## Entries provided
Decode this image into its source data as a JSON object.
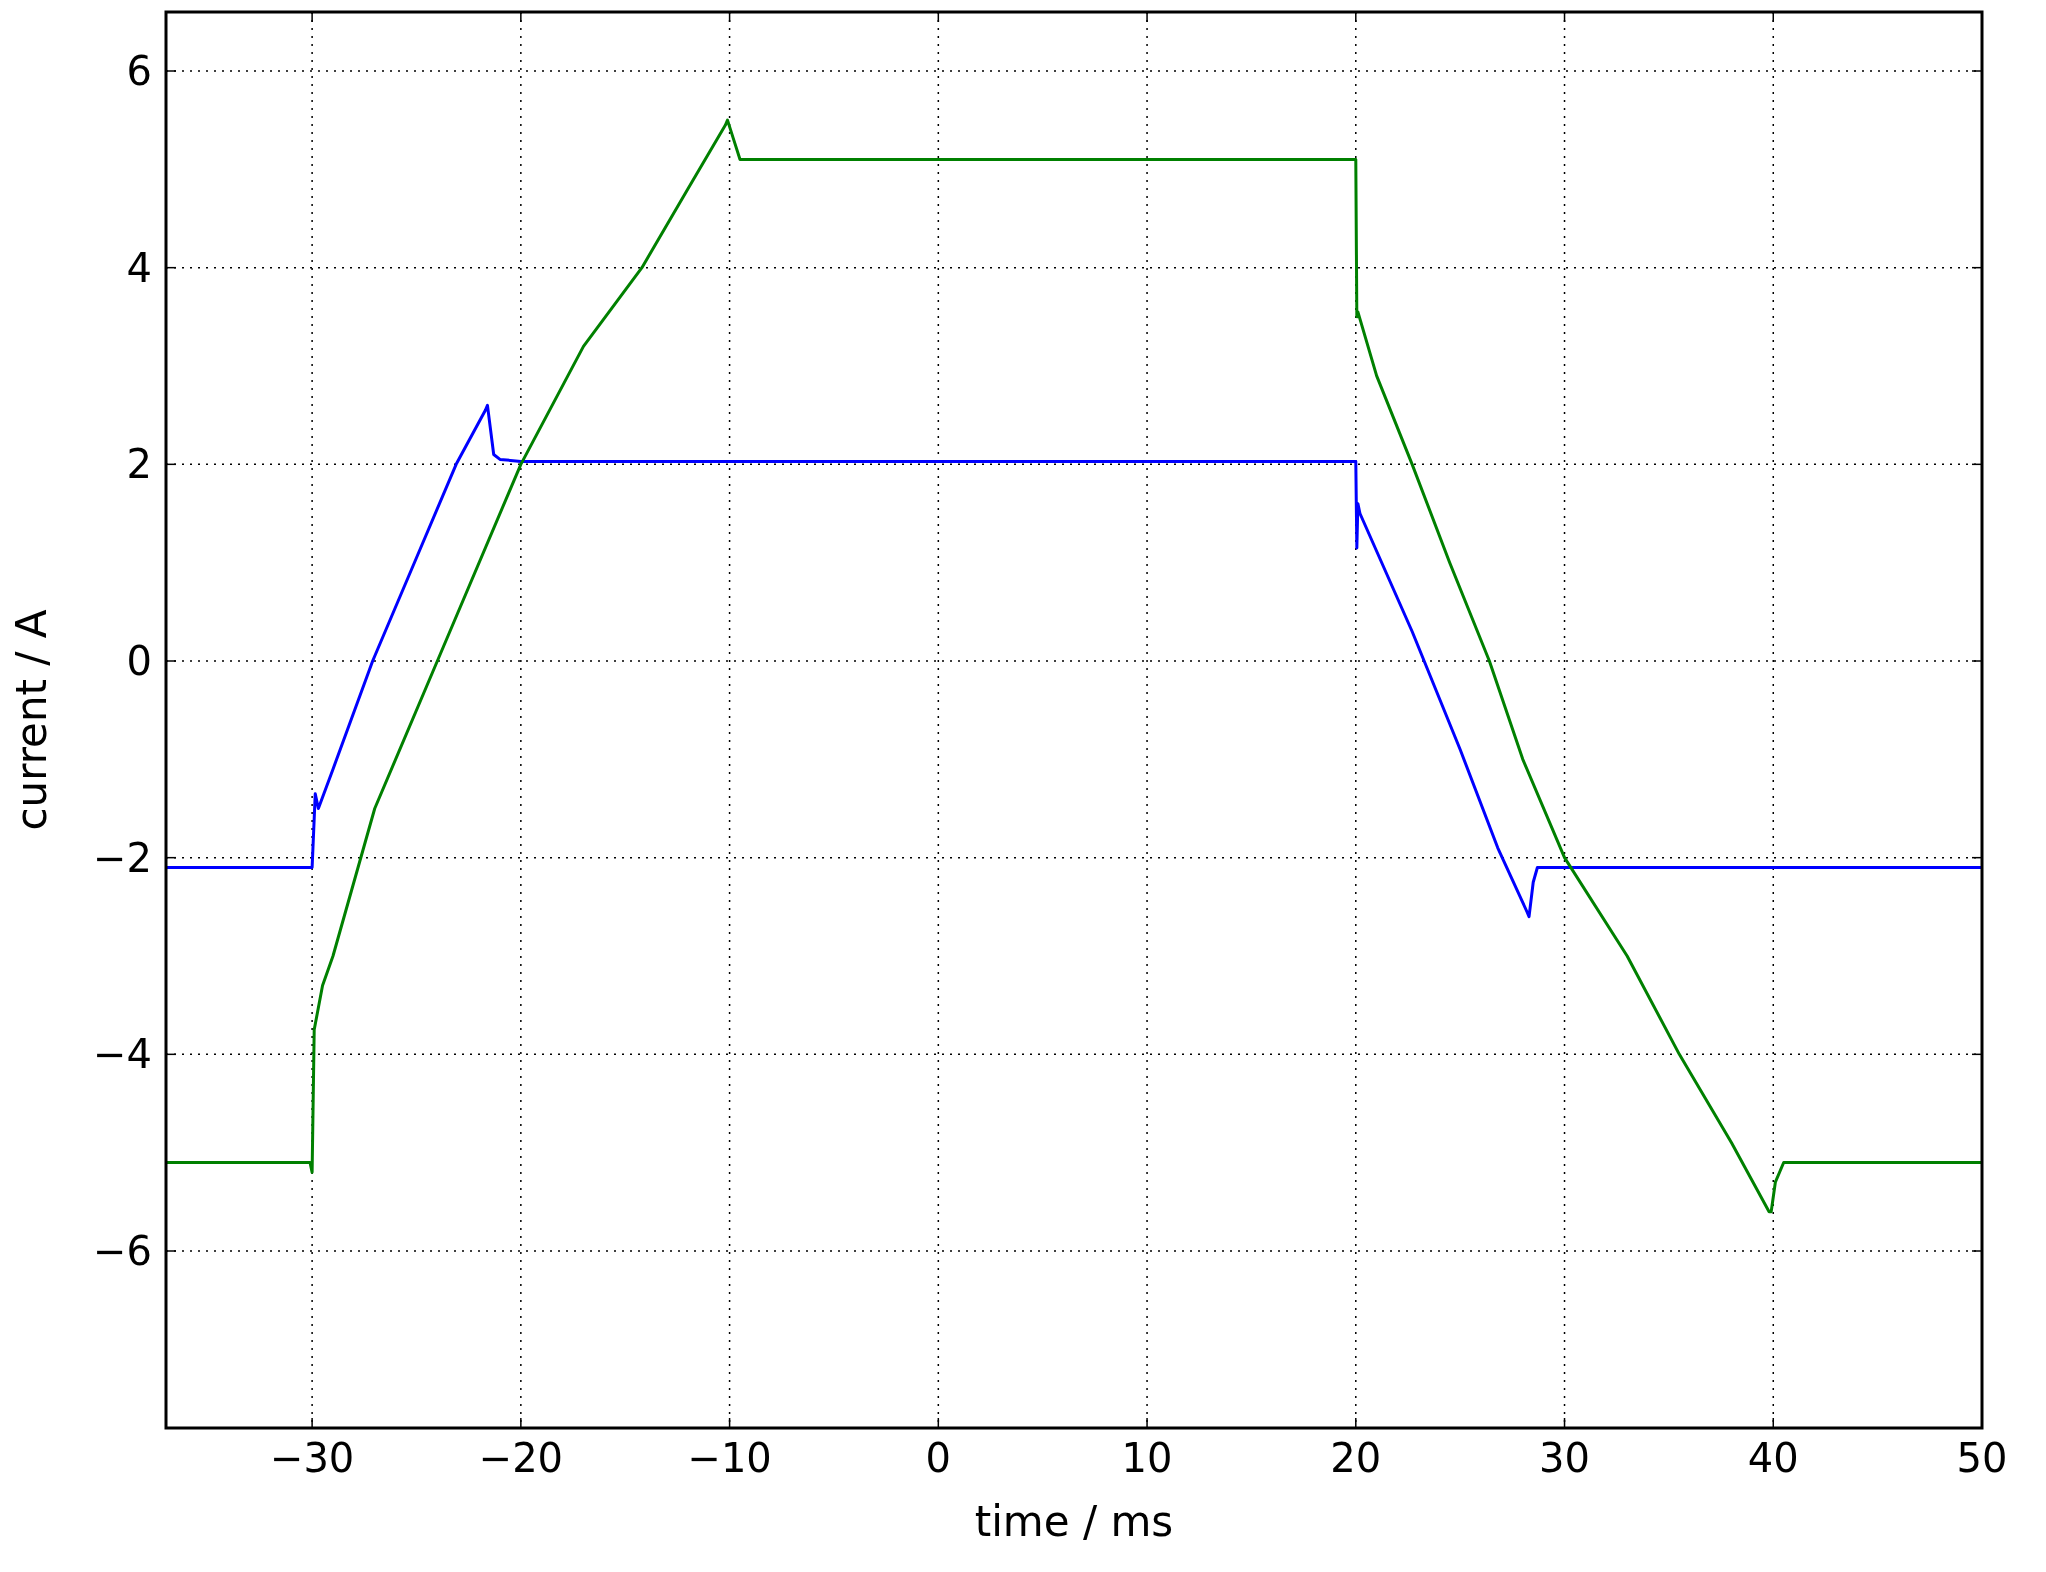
{
  "chart_data": {
    "type": "line",
    "xlabel": "time / ms",
    "ylabel": "current / A",
    "xlim": [
      -37,
      50
    ],
    "ylim": [
      -7.8,
      6.6
    ],
    "xticks": [
      {
        "value": -30,
        "label": "−30"
      },
      {
        "value": -20,
        "label": "−20"
      },
      {
        "value": -10,
        "label": "−10"
      },
      0,
      10,
      20,
      30,
      40,
      50
    ],
    "yticks": [
      {
        "value": -6,
        "label": "−6"
      },
      {
        "value": -4,
        "label": "−4"
      },
      {
        "value": -2,
        "label": "−2"
      },
      0,
      2,
      4,
      6
    ],
    "grid": true,
    "line_style": "solid",
    "marker": "none",
    "series": [
      {
        "color": "#0000ff",
        "x": [
          -37,
          -30,
          -29.9,
          -29.85,
          -29.7,
          -29,
          -27.1,
          -25,
          -23.1,
          -21.7,
          -21.6,
          -21.3,
          -21,
          -20,
          20,
          20.05,
          20.1,
          20.2,
          22.7,
          25,
          26.8,
          28.2,
          28.3,
          28.5,
          28.7,
          50
        ],
        "values": [
          -2.1,
          -2.1,
          -1.6,
          -1.35,
          -1.5,
          -1.1,
          0,
          1.05,
          2,
          2.55,
          2.6,
          2.1,
          2.05,
          2.03,
          2.03,
          1.15,
          1.6,
          1.5,
          0.3,
          -0.9,
          -1.9,
          -2.55,
          -2.6,
          -2.25,
          -2.1,
          -2.1
        ]
      },
      {
        "color": "#008000",
        "x": [
          -37,
          -30.1,
          -30,
          -29.9,
          -29.5,
          -29,
          -27,
          -24,
          -20,
          -17,
          -14.2,
          -12,
          -10.2,
          -10.1,
          -9.8,
          -9.5,
          20,
          20.05,
          20.1,
          21,
          22.7,
          24.5,
          26.4,
          28,
          30,
          33,
          35.5,
          38,
          39.8,
          39.9,
          40.1,
          40.5,
          50
        ],
        "values": [
          -5.1,
          -5.1,
          -5.2,
          -3.75,
          -3.3,
          -3,
          -1.5,
          0,
          2,
          3.2,
          4,
          4.8,
          5.45,
          5.5,
          5.3,
          5.1,
          5.1,
          3.5,
          3.55,
          2.9,
          2,
          1,
          0,
          -1,
          -2,
          -3,
          -4,
          -4.9,
          -5.6,
          -5.6,
          -5.3,
          -5.1,
          -5.1
        ]
      }
    ]
  }
}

## What is needed
Omit the pictures and restate the rest of the records verbatim.

## Worked solution
Decode this image into its source data as a JSON object.
{
  "chart_data": {
    "type": "line",
    "xlabel": "time / ms",
    "ylabel": "current / A",
    "xlim": [
      -37,
      50
    ],
    "ylim": [
      -7.8,
      6.6
    ],
    "xticks": [
      {
        "value": -30,
        "label": "−30"
      },
      {
        "value": -20,
        "label": "−20"
      },
      {
        "value": -10,
        "label": "−10"
      },
      0,
      10,
      20,
      30,
      40,
      50
    ],
    "yticks": [
      {
        "value": -6,
        "label": "−6"
      },
      {
        "value": -4,
        "label": "−4"
      },
      {
        "value": -2,
        "label": "−2"
      },
      0,
      2,
      4,
      6
    ],
    "grid": true,
    "line_style": "solid",
    "marker": "none",
    "series": [
      {
        "color": "#0000ff",
        "x": [
          -37,
          -30,
          -29.9,
          -29.85,
          -29.7,
          -29,
          -27.1,
          -25,
          -23.1,
          -21.7,
          -21.6,
          -21.3,
          -21,
          -20,
          20,
          20.05,
          20.1,
          20.2,
          22.7,
          25,
          26.8,
          28.2,
          28.3,
          28.5,
          28.7,
          50
        ],
        "values": [
          -2.1,
          -2.1,
          -1.6,
          -1.35,
          -1.5,
          -1.1,
          0,
          1.05,
          2,
          2.55,
          2.6,
          2.1,
          2.05,
          2.03,
          2.03,
          1.15,
          1.6,
          1.5,
          0.3,
          -0.9,
          -1.9,
          -2.55,
          -2.6,
          -2.25,
          -2.1,
          -2.1
        ]
      },
      {
        "color": "#008000",
        "x": [
          -37,
          -30.1,
          -30,
          -29.9,
          -29.5,
          -29,
          -27,
          -24,
          -20,
          -17,
          -14.2,
          -12,
          -10.2,
          -10.1,
          -9.8,
          -9.5,
          20,
          20.05,
          20.1,
          21,
          22.7,
          24.5,
          26.4,
          28,
          30,
          33,
          35.5,
          38,
          39.8,
          39.9,
          40.1,
          40.5,
          50
        ],
        "values": [
          -5.1,
          -5.1,
          -5.2,
          -3.75,
          -3.3,
          -3,
          -1.5,
          0,
          2,
          3.2,
          4,
          4.8,
          5.45,
          5.5,
          5.3,
          5.1,
          5.1,
          3.5,
          3.55,
          2.9,
          2,
          1,
          0,
          -1,
          -2,
          -3,
          -4,
          -4.9,
          -5.6,
          -5.6,
          -5.3,
          -5.1,
          -5.1
        ]
      }
    ]
  }
}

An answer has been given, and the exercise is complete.